[Data records]
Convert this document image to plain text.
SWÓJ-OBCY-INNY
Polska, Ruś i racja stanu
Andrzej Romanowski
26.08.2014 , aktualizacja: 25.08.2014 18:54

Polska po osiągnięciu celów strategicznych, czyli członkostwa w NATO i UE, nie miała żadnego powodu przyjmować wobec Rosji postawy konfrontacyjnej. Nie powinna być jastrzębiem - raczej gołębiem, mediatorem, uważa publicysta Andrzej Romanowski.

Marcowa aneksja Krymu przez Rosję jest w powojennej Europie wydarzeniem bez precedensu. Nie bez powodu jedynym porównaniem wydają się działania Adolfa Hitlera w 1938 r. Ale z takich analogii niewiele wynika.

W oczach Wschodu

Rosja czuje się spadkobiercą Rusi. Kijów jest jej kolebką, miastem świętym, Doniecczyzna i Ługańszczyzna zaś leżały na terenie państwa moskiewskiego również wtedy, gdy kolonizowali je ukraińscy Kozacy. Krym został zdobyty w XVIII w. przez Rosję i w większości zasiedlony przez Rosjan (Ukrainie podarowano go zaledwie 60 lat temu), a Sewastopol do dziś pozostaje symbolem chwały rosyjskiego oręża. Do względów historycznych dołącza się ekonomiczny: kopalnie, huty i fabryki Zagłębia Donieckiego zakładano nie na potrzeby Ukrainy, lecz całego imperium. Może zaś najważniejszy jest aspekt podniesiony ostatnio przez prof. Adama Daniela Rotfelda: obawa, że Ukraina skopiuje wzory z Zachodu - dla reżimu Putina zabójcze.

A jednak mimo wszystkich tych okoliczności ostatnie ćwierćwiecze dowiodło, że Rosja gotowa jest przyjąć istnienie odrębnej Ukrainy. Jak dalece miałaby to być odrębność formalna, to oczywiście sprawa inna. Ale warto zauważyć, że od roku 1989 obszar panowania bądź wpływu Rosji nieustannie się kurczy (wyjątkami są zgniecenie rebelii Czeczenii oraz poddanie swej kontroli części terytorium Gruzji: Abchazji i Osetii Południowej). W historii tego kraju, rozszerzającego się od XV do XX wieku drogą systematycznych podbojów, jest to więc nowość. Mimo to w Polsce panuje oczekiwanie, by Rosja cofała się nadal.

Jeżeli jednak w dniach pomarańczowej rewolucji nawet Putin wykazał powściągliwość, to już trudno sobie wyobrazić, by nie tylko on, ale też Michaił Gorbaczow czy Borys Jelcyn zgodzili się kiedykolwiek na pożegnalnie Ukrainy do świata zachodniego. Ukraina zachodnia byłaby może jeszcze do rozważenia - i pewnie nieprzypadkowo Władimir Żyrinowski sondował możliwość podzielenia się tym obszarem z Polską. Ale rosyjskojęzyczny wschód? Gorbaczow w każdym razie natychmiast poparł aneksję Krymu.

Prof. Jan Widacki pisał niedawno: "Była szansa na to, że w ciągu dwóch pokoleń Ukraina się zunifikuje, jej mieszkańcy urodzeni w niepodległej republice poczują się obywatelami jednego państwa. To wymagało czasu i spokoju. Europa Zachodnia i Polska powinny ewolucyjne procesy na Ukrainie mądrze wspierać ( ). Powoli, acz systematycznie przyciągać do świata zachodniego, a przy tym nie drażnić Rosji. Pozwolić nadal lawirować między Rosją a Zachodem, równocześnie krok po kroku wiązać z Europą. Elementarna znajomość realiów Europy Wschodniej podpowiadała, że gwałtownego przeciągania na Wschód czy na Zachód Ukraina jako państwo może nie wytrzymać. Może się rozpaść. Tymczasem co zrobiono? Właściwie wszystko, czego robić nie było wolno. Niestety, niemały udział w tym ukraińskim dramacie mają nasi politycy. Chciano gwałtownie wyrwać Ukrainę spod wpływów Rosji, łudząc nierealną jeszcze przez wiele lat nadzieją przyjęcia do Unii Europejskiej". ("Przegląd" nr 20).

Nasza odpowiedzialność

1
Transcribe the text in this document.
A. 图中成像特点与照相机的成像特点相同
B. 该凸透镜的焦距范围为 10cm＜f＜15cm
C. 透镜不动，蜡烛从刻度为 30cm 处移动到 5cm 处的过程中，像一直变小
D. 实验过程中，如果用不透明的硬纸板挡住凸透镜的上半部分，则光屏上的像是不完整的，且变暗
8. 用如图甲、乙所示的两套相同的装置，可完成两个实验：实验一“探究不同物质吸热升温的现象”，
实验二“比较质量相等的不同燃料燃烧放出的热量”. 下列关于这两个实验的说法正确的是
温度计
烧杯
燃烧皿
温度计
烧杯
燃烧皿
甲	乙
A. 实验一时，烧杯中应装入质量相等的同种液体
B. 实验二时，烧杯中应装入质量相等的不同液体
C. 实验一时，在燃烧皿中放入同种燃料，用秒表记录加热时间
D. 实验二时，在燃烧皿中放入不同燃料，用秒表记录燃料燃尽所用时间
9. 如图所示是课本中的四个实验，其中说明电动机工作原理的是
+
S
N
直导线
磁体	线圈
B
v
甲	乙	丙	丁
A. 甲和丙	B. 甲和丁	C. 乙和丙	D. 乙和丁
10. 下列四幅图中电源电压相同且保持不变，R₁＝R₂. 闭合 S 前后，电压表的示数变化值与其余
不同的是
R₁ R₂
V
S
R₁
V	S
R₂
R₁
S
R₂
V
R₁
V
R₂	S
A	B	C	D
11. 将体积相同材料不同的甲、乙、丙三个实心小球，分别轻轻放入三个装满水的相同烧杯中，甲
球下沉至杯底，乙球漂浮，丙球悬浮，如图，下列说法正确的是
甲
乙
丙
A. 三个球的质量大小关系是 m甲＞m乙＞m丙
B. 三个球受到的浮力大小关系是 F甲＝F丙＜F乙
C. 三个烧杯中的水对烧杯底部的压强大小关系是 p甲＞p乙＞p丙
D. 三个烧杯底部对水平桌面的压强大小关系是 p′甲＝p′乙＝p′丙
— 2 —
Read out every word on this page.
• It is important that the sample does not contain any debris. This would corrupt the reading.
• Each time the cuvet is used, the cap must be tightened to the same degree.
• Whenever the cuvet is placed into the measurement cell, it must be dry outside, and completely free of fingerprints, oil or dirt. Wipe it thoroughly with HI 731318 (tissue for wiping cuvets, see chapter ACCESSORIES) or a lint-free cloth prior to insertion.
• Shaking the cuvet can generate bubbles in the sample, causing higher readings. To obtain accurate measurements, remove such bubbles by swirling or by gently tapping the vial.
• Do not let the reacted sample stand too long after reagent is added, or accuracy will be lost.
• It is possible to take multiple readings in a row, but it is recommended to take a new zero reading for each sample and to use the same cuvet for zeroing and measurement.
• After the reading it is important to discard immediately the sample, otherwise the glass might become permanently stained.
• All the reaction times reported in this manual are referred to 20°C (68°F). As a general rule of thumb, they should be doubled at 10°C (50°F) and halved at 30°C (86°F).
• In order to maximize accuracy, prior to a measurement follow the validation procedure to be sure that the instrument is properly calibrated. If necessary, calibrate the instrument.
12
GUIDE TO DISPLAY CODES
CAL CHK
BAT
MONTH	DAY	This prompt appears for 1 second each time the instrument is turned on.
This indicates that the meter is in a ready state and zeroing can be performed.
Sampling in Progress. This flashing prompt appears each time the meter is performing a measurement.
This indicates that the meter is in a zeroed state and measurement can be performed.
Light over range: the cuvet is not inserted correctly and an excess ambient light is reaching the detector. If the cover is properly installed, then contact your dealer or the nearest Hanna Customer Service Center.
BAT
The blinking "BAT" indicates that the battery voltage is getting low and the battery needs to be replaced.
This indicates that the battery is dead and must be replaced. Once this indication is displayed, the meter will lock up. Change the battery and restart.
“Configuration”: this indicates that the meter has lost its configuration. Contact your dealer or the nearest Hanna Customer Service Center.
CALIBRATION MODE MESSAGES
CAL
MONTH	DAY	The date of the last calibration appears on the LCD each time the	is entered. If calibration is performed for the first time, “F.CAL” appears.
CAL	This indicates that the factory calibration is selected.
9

| TASK OBJECTIVE |
Each line with the string "your" in it needs to be found and copied.

| SOLUTION FOR THIS TASK |
Light over range: the cuvet is not inserted correctly and an excess ambient light is reaching the detector. If the cover is properly installed, then contact your dealer or the nearest Hanna Customer Service Center.
“Configuration”: this indicates that the meter has lost its configuration. Contact your dealer or the nearest Hanna Customer Service Center.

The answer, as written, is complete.